## BEGIN

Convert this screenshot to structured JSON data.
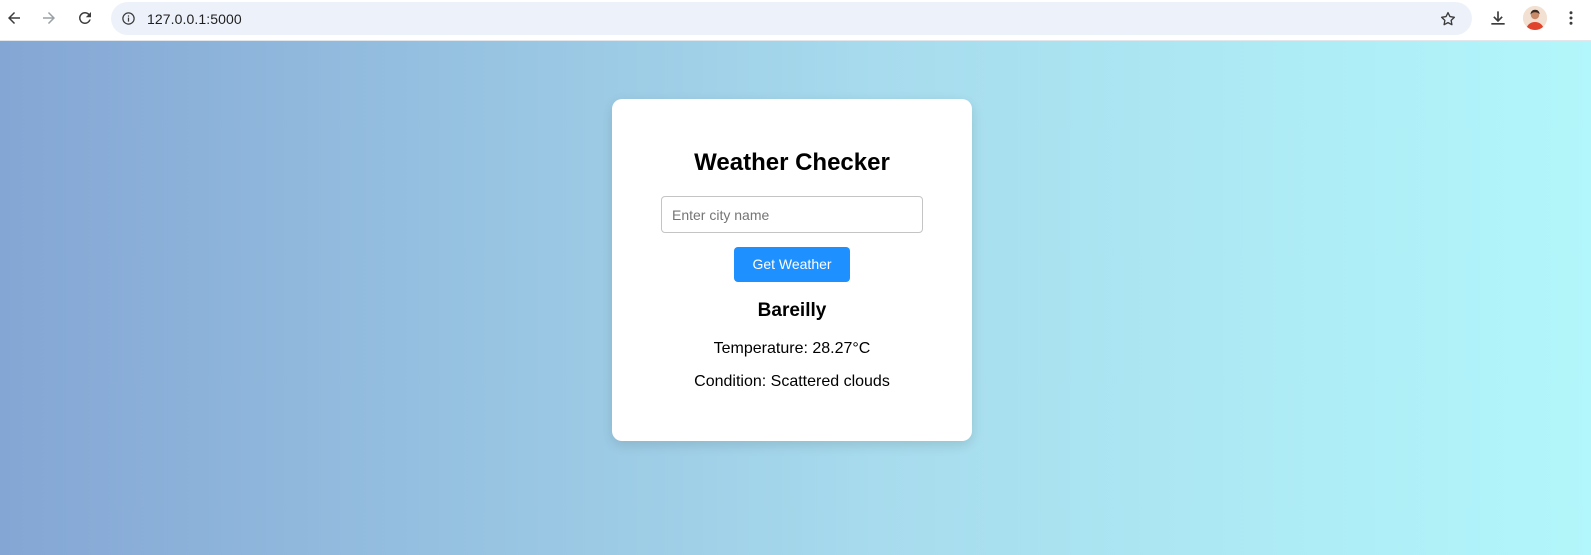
{
  "browser": {
    "url": "127.0.0.1:5000",
    "icons": {
      "back": "arrow-left-icon",
      "forward": "arrow-right-icon",
      "reload": "reload-icon",
      "site_info": "info-icon",
      "bookmark": "star-icon",
      "downloads": "download-icon",
      "menu": "kebab-menu-icon"
    }
  },
  "app": {
    "title": "Weather Checker",
    "city_input": {
      "placeholder": "Enter city name",
      "value": ""
    },
    "submit_label": "Get Weather",
    "result": {
      "city": "Bareilly",
      "temperature_text": "Temperature: 28.27°C",
      "condition_text": "Condition: Scattered clouds"
    }
  },
  "colors": {
    "background_gradient_start": "#84a6d4",
    "background_gradient_end": "#b2f7fb",
    "button": "#1e90ff",
    "card": "#ffffff"
  }
}
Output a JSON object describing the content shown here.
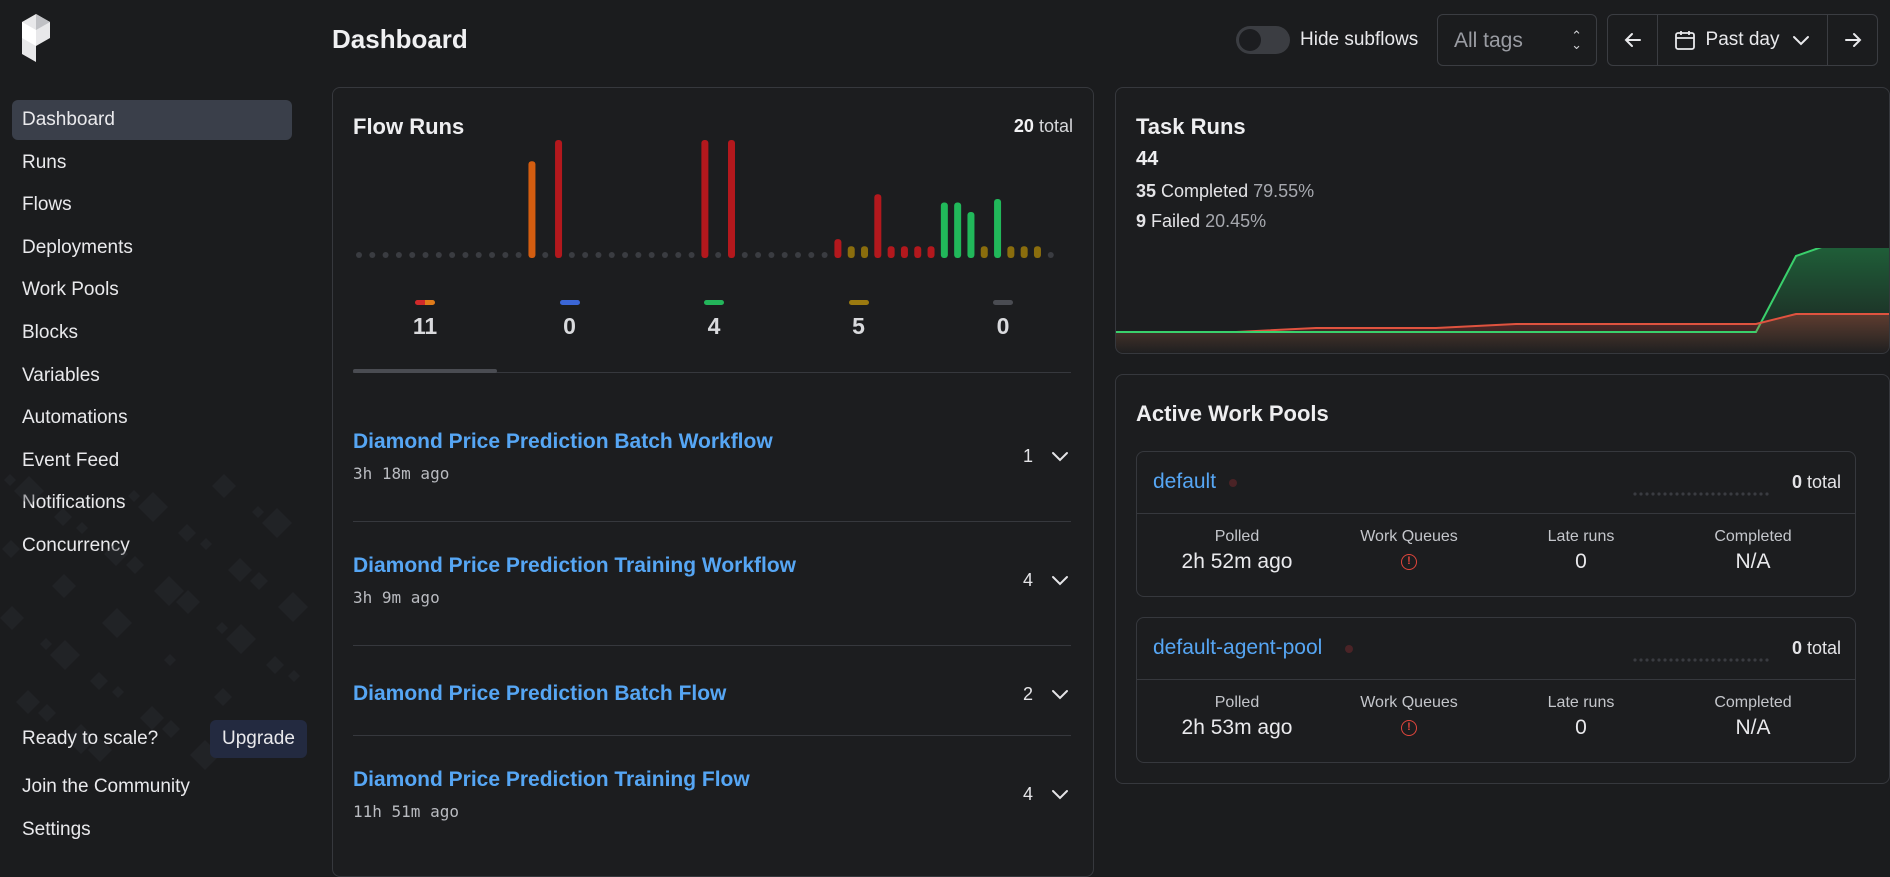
{
  "sidebar": {
    "items": [
      {
        "label": "Dashboard",
        "active": true
      },
      {
        "label": "Runs"
      },
      {
        "label": "Flows"
      },
      {
        "label": "Deployments"
      },
      {
        "label": "Work Pools"
      },
      {
        "label": "Blocks"
      },
      {
        "label": "Variables"
      },
      {
        "label": "Automations"
      },
      {
        "label": "Event Feed"
      },
      {
        "label": "Notifications"
      },
      {
        "label": "Concurrency"
      }
    ],
    "ready_text": "Ready to scale?",
    "upgrade_label": "Upgrade",
    "community_label": "Join the Community",
    "settings_label": "Settings"
  },
  "header": {
    "title": "Dashboard",
    "hide_subflows_label": "Hide subflows",
    "hide_subflows_on": false,
    "tags_placeholder": "All tags",
    "range_label": "Past day"
  },
  "flow_runs": {
    "title": "Flow Runs",
    "total_count": "20",
    "total_suffix": "total",
    "stats": [
      {
        "value": "11",
        "colors": [
          "#d12a2a",
          "#e07b1a"
        ]
      },
      {
        "value": "0",
        "colors": [
          "#3b66d6"
        ]
      },
      {
        "value": "4",
        "colors": [
          "#23b55a"
        ]
      },
      {
        "value": "5",
        "colors": [
          "#9b7a10"
        ]
      },
      {
        "value": "0",
        "colors": [
          "#4a4c52"
        ]
      }
    ],
    "flows": [
      {
        "name": "Diamond Price Prediction Batch Workflow",
        "time": "3h 18m ago",
        "count": "1"
      },
      {
        "name": "Diamond Price Prediction Training Workflow",
        "time": "3h 9m ago",
        "count": "4"
      },
      {
        "name": "Diamond Price Prediction Batch Flow",
        "time": "",
        "count": "2"
      },
      {
        "name": "Diamond Price Prediction Training Flow",
        "time": "11h 51m ago",
        "count": "4"
      }
    ]
  },
  "task_runs": {
    "title": "Task Runs",
    "total": "44",
    "completed_count": "35",
    "completed_label": "Completed",
    "completed_pct": "79.55%",
    "failed_count": "9",
    "failed_label": "Failed",
    "failed_pct": "20.45%"
  },
  "work_pools": {
    "title": "Active Work Pools",
    "columns": [
      "Polled",
      "Work Queues",
      "Late runs",
      "Completed"
    ],
    "pools": [
      {
        "name": "default",
        "total_count": "0",
        "total_suffix": "total",
        "polled": "2h 52m ago",
        "late_runs": "0",
        "completed": "N/A"
      },
      {
        "name": "default-agent-pool",
        "total_count": "0",
        "total_suffix": "total",
        "polled": "2h 53m ago",
        "late_runs": "0",
        "completed": "N/A"
      }
    ]
  },
  "chart_data": {
    "type": "bar",
    "title": "Flow Runs",
    "bars": [
      0,
      0,
      0,
      0,
      0,
      0,
      0,
      0,
      0,
      0,
      0,
      0,
      0,
      {
        "h": 0.82,
        "c": "orange"
      },
      0,
      {
        "h": 1.0,
        "c": "red"
      },
      0,
      0,
      0,
      0,
      0,
      0,
      0,
      0,
      0,
      0,
      {
        "h": 1.0,
        "c": "red"
      },
      0,
      {
        "h": 1.0,
        "c": "red"
      },
      0,
      0,
      0,
      0,
      0,
      0,
      0,
      {
        "h": 0.16,
        "c": "red"
      },
      {
        "h": 0.1,
        "c": "olive"
      },
      {
        "h": 0.1,
        "c": "olive"
      },
      {
        "h": 0.54,
        "c": "red"
      },
      {
        "h": 0.1,
        "c": "red"
      },
      {
        "h": 0.1,
        "c": "red"
      },
      {
        "h": 0.1,
        "c": "red"
      },
      {
        "h": 0.1,
        "c": "red"
      },
      {
        "h": 0.47,
        "c": "green"
      },
      {
        "h": 0.47,
        "c": "green"
      },
      {
        "h": 0.39,
        "c": "green"
      },
      {
        "h": 0.1,
        "c": "olive"
      },
      {
        "h": 0.5,
        "c": "green"
      },
      {
        "h": 0.1,
        "c": "olive"
      },
      {
        "h": 0.1,
        "c": "olive"
      },
      {
        "h": 0.1,
        "c": "olive"
      },
      0
    ]
  }
}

## END

> _What you should do_: Omit every picture, and otherwise quote the entries exactly.

> _Response to the task_:
Convert this screenshot to structured JSON data.
{
  "browser": {
    "url": "127.0.0.1:5000",
    "icons": {
      "back": "arrow-left-icon",
      "forward": "arrow-right-icon",
      "reload": "reload-icon",
      "site_info": "info-icon",
      "bookmark": "star-icon",
      "downloads": "download-icon",
      "menu": "kebab-menu-icon"
    }
  },
  "app": {
    "title": "Weather Checker",
    "city_input": {
      "placeholder": "Enter city name",
      "value": ""
    },
    "submit_label": "Get Weather",
    "result": {
      "city": "Bareilly",
      "temperature_text": "Temperature: 28.27°C",
      "condition_text": "Condition: Scattered clouds"
    }
  },
  "colors": {
    "background_gradient_start": "#84a6d4",
    "background_gradient_end": "#b2f7fb",
    "button": "#1e90ff",
    "card": "#ffffff"
  }
}
Output a JSON object describing the content shown here.
{
  "sidebar": {
    "items": [
      {
        "label": "Dashboard",
        "active": true
      },
      {
        "label": "Runs"
      },
      {
        "label": "Flows"
      },
      {
        "label": "Deployments"
      },
      {
        "label": "Work Pools"
      },
      {
        "label": "Blocks"
      },
      {
        "label": "Variables"
      },
      {
        "label": "Automations"
      },
      {
        "label": "Event Feed"
      },
      {
        "label": "Notifications"
      },
      {
        "label": "Concurrency"
      }
    ],
    "ready_text": "Ready to scale?",
    "upgrade_label": "Upgrade",
    "community_label": "Join the Community",
    "settings_label": "Settings"
  },
  "header": {
    "title": "Dashboard",
    "hide_subflows_label": "Hide subflows",
    "hide_subflows_on": false,
    "tags_placeholder": "All tags",
    "range_label": "Past day"
  },
  "flow_runs": {
    "title": "Flow Runs",
    "total_count": "20",
    "total_suffix": "total",
    "stats": [
      {
        "value": "11",
        "colors": [
          "#d12a2a",
          "#e07b1a"
        ]
      },
      {
        "value": "0",
        "colors": [
          "#3b66d6"
        ]
      },
      {
        "value": "4",
        "colors": [
          "#23b55a"
        ]
      },
      {
        "value": "5",
        "colors": [
          "#9b7a10"
        ]
      },
      {
        "value": "0",
        "colors": [
          "#4a4c52"
        ]
      }
    ],
    "flows": [
      {
        "name": "Diamond Price Prediction Batch Workflow",
        "time": "3h 18m ago",
        "count": "1"
      },
      {
        "name": "Diamond Price Prediction Training Workflow",
        "time": "3h 9m ago",
        "count": "4"
      },
      {
        "name": "Diamond Price Prediction Batch Flow",
        "time": "",
        "count": "2"
      },
      {
        "name": "Diamond Price Prediction Training Flow",
        "time": "11h 51m ago",
        "count": "4"
      }
    ]
  },
  "task_runs": {
    "title": "Task Runs",
    "total": "44",
    "completed_count": "35",
    "completed_label": "Completed",
    "completed_pct": "79.55%",
    "failed_count": "9",
    "failed_label": "Failed",
    "failed_pct": "20.45%"
  },
  "work_pools": {
    "title": "Active Work Pools",
    "columns": [
      "Polled",
      "Work Queues",
      "Late runs",
      "Completed"
    ],
    "pools": [
      {
        "name": "default",
        "total_count": "0",
        "total_suffix": "total",
        "polled": "2h 52m ago",
        "late_runs": "0",
        "completed": "N/A"
      },
      {
        "name": "default-agent-pool",
        "total_count": "0",
        "total_suffix": "total",
        "polled": "2h 53m ago",
        "late_runs": "0",
        "completed": "N/A"
      }
    ]
  },
  "chart_data": {
    "type": "bar",
    "title": "Flow Runs",
    "bars": [
      0,
      0,
      0,
      0,
      0,
      0,
      0,
      0,
      0,
      0,
      0,
      0,
      0,
      {
        "h": 0.82,
        "c": "orange"
      },
      0,
      {
        "h": 1.0,
        "c": "red"
      },
      0,
      0,
      0,
      0,
      0,
      0,
      0,
      0,
      0,
      0,
      {
        "h": 1.0,
        "c": "red"
      },
      0,
      {
        "h": 1.0,
        "c": "red"
      },
      0,
      0,
      0,
      0,
      0,
      0,
      0,
      {
        "h": 0.16,
        "c": "red"
      },
      {
        "h": 0.1,
        "c": "olive"
      },
      {
        "h": 0.1,
        "c": "olive"
      },
      {
        "h": 0.54,
        "c": "red"
      },
      {
        "h": 0.1,
        "c": "red"
      },
      {
        "h": 0.1,
        "c": "red"
      },
      {
        "h": 0.1,
        "c": "red"
      },
      {
        "h": 0.1,
        "c": "red"
      },
      {
        "h": 0.47,
        "c": "green"
      },
      {
        "h": 0.47,
        "c": "green"
      },
      {
        "h": 0.39,
        "c": "green"
      },
      {
        "h": 0.1,
        "c": "olive"
      },
      {
        "h": 0.5,
        "c": "green"
      },
      {
        "h": 0.1,
        "c": "olive"
      },
      {
        "h": 0.1,
        "c": "olive"
      },
      {
        "h": 0.1,
        "c": "olive"
      },
      0
    ]
  }
}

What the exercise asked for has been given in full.